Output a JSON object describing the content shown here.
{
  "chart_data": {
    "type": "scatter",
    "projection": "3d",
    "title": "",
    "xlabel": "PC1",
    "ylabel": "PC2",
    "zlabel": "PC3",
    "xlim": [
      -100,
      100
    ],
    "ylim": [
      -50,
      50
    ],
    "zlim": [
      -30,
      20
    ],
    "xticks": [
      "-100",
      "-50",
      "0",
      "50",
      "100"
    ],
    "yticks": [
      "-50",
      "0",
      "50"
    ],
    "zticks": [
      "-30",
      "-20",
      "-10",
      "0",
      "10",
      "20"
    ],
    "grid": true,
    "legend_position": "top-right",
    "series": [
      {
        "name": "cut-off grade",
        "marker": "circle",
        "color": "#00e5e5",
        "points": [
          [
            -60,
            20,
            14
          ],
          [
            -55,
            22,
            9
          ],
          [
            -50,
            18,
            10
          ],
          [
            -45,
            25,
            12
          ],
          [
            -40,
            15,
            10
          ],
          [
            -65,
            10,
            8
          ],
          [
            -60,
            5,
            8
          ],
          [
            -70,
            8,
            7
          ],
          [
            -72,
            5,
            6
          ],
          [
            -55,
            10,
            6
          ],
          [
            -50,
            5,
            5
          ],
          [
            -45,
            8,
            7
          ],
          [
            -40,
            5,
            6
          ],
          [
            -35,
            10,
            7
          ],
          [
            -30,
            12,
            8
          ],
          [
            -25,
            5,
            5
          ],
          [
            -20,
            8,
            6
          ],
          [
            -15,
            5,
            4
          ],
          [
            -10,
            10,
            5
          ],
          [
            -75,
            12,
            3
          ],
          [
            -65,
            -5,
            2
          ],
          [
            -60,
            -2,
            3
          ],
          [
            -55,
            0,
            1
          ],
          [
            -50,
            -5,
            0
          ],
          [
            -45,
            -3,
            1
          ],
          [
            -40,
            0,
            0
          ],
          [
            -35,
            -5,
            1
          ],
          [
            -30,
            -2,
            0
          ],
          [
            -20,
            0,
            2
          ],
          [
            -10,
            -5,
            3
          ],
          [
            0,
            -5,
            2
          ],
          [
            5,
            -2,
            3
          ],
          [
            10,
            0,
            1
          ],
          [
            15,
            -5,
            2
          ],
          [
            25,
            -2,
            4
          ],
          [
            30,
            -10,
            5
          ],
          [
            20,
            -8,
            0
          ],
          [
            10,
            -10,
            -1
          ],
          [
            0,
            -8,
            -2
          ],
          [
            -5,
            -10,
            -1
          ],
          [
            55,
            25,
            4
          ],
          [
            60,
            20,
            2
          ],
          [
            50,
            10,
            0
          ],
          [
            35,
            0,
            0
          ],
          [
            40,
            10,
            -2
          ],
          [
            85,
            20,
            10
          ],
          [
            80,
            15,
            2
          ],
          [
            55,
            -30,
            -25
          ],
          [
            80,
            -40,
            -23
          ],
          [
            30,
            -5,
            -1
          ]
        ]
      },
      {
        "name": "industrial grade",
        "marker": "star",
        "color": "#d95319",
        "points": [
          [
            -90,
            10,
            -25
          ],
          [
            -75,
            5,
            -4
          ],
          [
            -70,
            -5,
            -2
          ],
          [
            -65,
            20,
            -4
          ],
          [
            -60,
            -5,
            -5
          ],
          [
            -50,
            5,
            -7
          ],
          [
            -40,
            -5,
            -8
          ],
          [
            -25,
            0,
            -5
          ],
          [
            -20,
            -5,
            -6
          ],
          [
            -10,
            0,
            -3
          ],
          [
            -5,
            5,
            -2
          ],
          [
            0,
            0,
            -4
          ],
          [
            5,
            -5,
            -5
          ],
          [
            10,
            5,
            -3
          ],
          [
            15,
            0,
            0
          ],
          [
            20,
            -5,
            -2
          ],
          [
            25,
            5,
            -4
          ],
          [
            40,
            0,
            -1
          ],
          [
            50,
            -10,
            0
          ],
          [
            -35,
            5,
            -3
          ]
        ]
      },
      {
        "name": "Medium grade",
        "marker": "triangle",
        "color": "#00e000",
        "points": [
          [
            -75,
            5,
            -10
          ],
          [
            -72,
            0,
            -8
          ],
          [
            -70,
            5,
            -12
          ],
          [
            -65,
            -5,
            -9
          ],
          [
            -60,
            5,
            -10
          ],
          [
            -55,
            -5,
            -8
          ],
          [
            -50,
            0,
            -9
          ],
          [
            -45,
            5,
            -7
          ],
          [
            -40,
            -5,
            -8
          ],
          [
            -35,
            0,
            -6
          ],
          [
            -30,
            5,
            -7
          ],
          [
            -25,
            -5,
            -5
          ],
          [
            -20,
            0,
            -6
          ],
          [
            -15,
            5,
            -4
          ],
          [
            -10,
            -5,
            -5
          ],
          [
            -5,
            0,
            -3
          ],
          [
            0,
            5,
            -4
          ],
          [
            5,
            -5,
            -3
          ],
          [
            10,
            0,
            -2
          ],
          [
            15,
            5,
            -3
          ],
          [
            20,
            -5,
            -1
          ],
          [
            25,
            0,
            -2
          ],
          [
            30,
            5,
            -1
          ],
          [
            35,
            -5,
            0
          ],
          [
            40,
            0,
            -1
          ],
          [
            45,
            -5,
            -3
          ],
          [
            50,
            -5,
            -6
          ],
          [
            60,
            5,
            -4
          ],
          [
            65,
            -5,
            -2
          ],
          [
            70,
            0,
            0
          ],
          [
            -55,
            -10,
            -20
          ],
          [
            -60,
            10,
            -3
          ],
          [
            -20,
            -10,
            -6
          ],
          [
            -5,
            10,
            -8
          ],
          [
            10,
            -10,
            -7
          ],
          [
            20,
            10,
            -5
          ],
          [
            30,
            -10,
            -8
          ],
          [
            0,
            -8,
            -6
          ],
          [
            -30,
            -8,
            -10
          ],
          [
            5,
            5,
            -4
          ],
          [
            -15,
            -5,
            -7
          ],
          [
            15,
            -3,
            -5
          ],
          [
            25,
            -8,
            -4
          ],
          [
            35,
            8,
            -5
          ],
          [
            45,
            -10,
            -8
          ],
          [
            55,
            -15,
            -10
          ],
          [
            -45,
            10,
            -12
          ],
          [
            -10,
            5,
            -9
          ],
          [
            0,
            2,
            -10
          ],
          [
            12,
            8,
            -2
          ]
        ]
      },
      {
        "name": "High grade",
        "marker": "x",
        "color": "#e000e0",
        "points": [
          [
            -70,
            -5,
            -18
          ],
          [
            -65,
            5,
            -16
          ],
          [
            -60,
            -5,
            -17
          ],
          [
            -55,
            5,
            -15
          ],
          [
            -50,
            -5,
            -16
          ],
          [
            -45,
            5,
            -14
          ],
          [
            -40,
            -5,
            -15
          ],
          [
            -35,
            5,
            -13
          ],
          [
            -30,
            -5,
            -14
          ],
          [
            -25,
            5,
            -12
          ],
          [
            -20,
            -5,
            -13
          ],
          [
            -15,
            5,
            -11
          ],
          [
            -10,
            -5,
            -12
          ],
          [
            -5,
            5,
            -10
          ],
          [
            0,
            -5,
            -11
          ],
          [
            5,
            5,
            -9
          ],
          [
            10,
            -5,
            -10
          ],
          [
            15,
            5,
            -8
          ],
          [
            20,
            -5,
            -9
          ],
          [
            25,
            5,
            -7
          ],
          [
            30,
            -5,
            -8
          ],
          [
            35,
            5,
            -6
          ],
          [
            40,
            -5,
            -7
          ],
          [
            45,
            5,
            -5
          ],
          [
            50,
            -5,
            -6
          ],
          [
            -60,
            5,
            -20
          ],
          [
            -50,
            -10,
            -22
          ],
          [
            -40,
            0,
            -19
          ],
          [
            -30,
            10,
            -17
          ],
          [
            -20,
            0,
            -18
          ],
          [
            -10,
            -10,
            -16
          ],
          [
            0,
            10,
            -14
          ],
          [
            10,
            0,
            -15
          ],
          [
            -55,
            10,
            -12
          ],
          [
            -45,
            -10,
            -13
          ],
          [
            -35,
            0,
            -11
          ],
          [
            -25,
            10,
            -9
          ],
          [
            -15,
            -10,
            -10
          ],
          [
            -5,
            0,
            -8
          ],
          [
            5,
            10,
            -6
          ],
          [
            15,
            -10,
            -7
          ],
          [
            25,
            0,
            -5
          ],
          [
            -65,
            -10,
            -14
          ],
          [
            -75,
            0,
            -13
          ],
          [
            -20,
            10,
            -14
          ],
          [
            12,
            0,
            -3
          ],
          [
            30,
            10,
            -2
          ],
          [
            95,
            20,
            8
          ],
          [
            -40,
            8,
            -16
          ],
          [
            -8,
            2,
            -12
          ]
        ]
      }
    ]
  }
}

▶ **YOUR GOAL**: Find each line holding the string "color" and copy it out.

▶ **REPLY TO THE EXERCISE**:
        "color": "#00e5e5",
        "color": "#d95319",
        "color": "#00e000",
        "color": "#e000e0",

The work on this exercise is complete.